* DATA EXTRACT
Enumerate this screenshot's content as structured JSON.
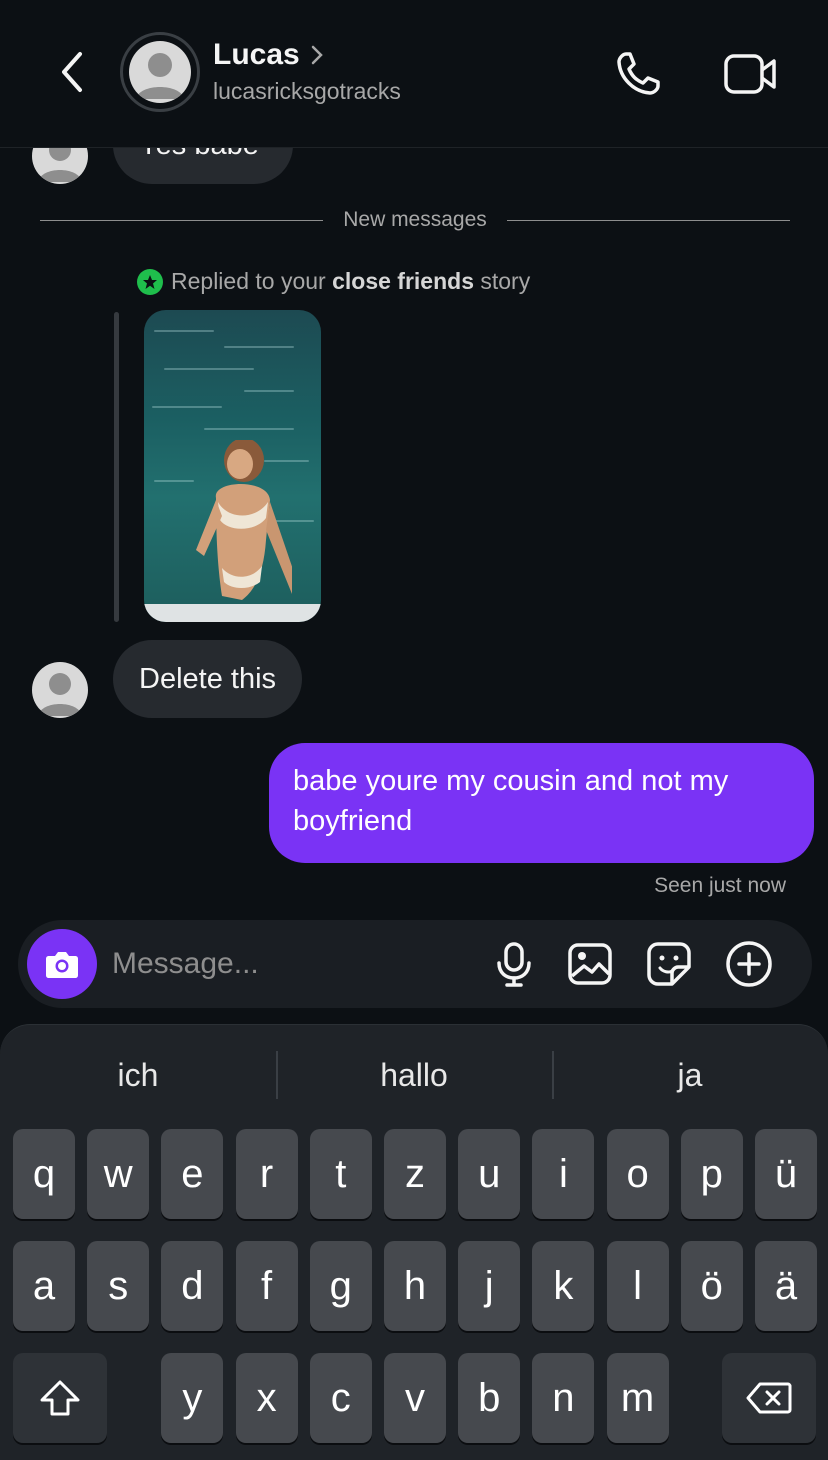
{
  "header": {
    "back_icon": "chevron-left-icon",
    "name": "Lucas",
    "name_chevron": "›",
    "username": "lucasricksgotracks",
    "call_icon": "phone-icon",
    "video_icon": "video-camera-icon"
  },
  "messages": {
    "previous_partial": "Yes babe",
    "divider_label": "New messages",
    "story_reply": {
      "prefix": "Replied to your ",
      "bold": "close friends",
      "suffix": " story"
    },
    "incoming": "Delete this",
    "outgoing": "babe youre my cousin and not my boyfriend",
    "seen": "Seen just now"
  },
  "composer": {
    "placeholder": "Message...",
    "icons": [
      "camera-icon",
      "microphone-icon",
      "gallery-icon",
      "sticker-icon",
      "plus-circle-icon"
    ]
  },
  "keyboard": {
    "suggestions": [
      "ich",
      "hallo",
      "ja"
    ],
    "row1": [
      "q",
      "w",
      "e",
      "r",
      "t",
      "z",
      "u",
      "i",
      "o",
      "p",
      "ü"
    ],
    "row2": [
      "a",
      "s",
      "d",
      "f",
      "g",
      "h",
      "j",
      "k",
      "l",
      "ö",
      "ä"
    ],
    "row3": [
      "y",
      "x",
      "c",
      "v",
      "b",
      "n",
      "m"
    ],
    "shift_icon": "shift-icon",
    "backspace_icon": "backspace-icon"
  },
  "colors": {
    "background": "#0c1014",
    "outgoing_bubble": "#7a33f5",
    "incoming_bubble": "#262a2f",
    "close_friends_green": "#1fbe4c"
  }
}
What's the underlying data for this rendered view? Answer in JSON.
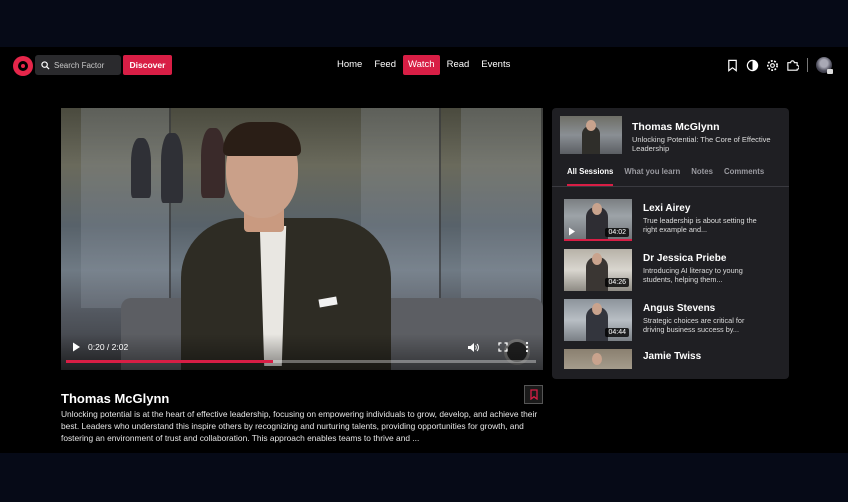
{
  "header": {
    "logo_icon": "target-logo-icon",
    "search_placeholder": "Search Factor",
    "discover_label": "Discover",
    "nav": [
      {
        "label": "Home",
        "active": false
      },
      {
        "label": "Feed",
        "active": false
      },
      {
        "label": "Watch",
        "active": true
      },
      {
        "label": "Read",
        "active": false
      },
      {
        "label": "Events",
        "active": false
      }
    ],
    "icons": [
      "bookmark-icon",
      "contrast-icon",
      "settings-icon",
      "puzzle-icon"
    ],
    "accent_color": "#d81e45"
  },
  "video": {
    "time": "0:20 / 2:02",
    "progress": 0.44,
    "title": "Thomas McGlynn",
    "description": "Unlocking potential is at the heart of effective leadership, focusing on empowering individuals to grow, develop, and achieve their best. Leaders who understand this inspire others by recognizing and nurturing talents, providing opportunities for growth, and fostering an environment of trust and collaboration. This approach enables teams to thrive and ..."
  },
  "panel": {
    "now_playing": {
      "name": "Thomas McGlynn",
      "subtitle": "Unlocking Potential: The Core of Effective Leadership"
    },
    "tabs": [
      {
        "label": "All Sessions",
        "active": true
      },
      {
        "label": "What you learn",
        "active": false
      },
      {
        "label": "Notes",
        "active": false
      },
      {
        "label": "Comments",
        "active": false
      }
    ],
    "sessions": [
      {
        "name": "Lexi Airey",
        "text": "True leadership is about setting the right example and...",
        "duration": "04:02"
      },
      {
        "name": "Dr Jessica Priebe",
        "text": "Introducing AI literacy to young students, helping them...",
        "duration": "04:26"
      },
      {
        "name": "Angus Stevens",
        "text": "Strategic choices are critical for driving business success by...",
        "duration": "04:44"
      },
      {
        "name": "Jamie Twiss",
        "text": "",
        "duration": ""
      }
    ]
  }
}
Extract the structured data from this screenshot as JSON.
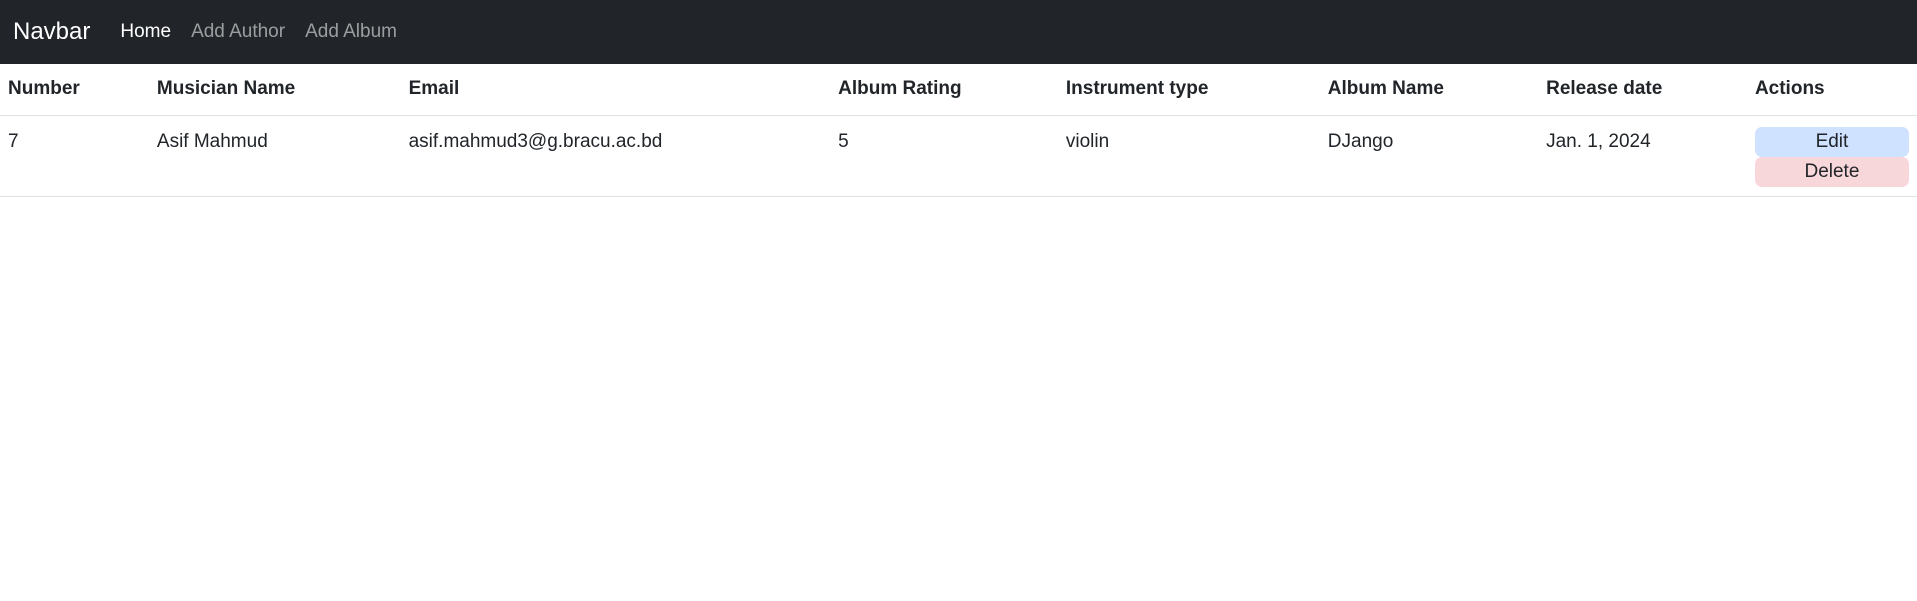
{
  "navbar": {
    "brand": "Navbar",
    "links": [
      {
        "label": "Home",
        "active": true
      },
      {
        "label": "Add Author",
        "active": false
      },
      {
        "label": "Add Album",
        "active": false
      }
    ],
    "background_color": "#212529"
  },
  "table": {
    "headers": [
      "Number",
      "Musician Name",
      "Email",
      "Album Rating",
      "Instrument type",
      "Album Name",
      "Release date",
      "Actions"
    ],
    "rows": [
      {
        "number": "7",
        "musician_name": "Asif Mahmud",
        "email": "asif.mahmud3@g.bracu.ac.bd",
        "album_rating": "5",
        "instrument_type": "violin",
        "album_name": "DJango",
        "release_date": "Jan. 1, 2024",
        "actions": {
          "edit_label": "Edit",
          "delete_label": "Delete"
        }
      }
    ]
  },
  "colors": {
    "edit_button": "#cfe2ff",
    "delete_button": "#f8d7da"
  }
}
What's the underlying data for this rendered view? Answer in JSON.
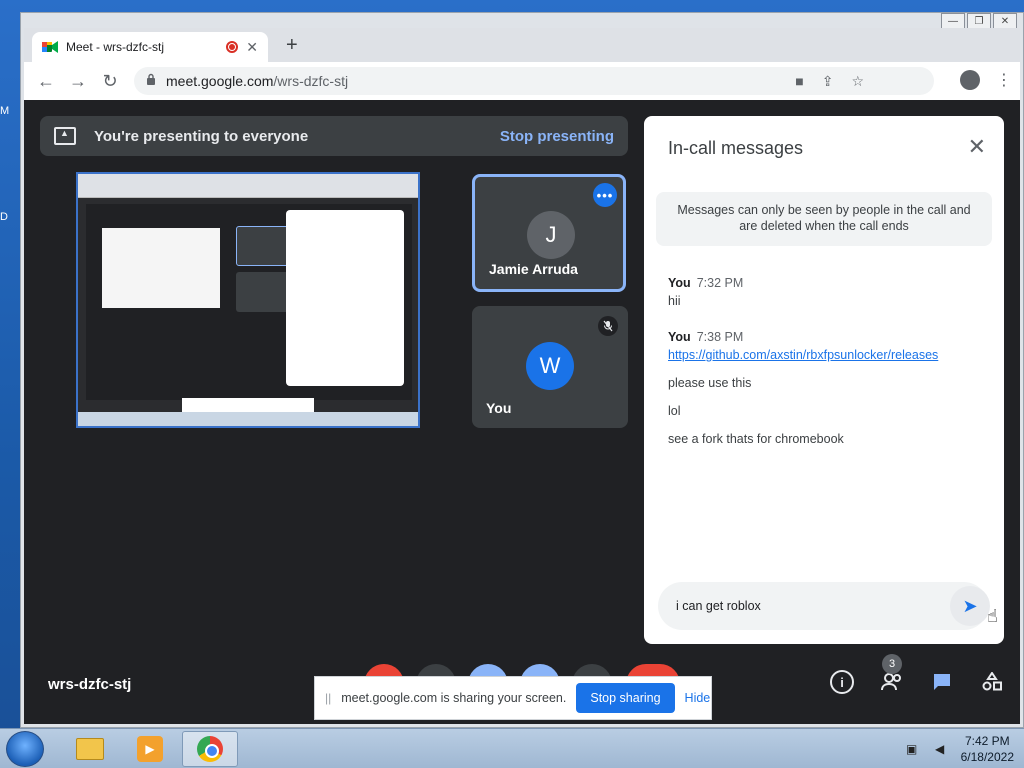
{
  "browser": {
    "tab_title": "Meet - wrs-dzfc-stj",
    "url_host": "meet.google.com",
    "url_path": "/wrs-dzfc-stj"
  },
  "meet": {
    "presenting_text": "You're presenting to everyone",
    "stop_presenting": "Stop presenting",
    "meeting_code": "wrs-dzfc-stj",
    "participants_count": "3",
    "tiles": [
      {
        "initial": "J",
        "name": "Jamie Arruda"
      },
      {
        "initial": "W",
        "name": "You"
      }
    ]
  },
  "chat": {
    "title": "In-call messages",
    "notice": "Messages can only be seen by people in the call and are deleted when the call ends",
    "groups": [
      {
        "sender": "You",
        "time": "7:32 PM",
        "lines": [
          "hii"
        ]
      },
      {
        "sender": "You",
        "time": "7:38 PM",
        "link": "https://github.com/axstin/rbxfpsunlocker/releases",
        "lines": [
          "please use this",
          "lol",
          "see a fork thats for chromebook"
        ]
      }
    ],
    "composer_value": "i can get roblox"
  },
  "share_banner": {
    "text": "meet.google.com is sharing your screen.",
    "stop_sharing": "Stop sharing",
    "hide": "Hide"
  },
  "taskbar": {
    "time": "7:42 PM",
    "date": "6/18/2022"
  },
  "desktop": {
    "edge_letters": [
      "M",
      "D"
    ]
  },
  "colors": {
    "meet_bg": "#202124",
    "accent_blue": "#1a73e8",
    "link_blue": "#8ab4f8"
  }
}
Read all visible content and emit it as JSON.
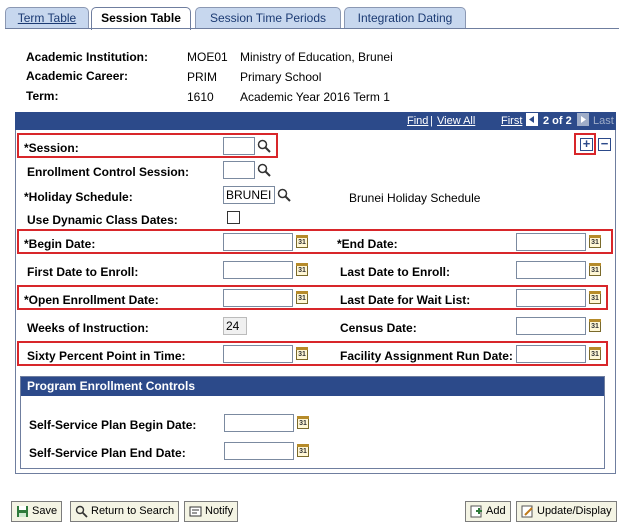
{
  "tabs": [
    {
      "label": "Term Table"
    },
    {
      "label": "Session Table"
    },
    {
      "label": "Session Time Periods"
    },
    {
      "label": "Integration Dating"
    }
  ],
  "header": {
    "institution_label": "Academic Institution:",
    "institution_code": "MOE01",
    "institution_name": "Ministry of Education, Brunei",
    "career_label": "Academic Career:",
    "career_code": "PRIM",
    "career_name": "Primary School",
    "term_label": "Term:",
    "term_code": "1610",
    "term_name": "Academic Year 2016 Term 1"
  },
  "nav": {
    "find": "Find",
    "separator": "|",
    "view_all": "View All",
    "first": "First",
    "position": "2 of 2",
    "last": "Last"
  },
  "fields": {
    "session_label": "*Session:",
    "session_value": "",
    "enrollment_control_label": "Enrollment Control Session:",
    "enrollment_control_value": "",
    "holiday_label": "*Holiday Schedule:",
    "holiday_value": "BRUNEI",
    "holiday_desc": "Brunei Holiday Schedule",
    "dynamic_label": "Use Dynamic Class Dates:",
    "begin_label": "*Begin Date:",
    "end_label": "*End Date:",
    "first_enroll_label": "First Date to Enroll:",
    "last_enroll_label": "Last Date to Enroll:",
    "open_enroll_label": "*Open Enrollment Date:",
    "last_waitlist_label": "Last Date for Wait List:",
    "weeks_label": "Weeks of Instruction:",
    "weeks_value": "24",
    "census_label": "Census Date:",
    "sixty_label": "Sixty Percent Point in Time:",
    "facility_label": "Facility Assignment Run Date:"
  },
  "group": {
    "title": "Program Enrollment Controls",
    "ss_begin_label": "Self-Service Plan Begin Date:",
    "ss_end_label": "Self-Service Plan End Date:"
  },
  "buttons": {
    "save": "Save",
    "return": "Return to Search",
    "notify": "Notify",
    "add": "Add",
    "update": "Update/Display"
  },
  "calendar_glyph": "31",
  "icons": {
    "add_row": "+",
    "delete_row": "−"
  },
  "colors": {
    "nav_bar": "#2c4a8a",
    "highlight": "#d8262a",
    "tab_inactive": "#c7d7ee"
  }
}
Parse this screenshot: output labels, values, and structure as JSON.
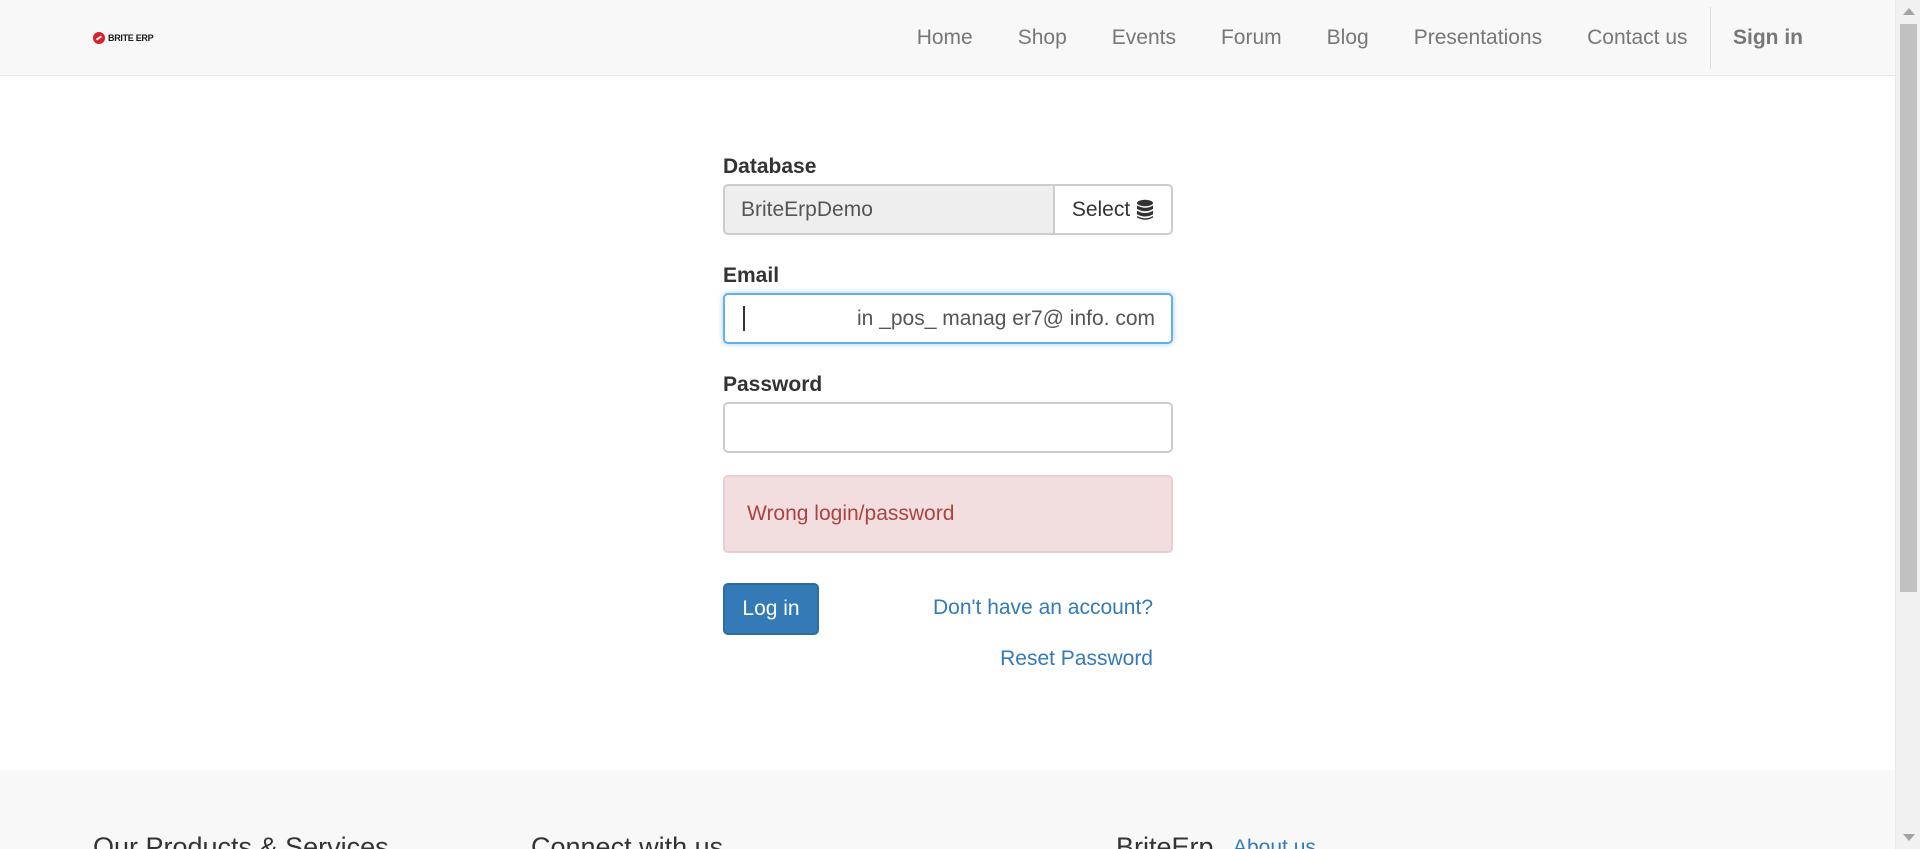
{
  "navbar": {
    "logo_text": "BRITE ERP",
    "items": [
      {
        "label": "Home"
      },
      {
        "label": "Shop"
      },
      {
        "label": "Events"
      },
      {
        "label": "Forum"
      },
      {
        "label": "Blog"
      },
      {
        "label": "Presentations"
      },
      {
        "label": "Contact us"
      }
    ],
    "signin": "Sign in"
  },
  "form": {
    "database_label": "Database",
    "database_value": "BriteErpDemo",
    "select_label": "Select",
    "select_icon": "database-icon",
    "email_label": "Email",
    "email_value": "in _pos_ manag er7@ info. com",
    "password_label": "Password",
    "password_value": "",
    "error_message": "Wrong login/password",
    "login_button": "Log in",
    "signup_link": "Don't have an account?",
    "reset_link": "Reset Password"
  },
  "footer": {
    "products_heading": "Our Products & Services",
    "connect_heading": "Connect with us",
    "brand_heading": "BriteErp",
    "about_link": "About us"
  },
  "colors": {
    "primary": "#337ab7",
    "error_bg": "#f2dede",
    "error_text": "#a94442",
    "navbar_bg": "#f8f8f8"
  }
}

* YOUR GOAL
Read through the entries and copy every line that includes "screenshot".

* OUTPUT FOR THIS TASK
Enumerate this screenshot's content as structured JSON.
Extract the structured data from this screenshot as JSON.
Parse this screenshot: output labels, values, and structure as JSON.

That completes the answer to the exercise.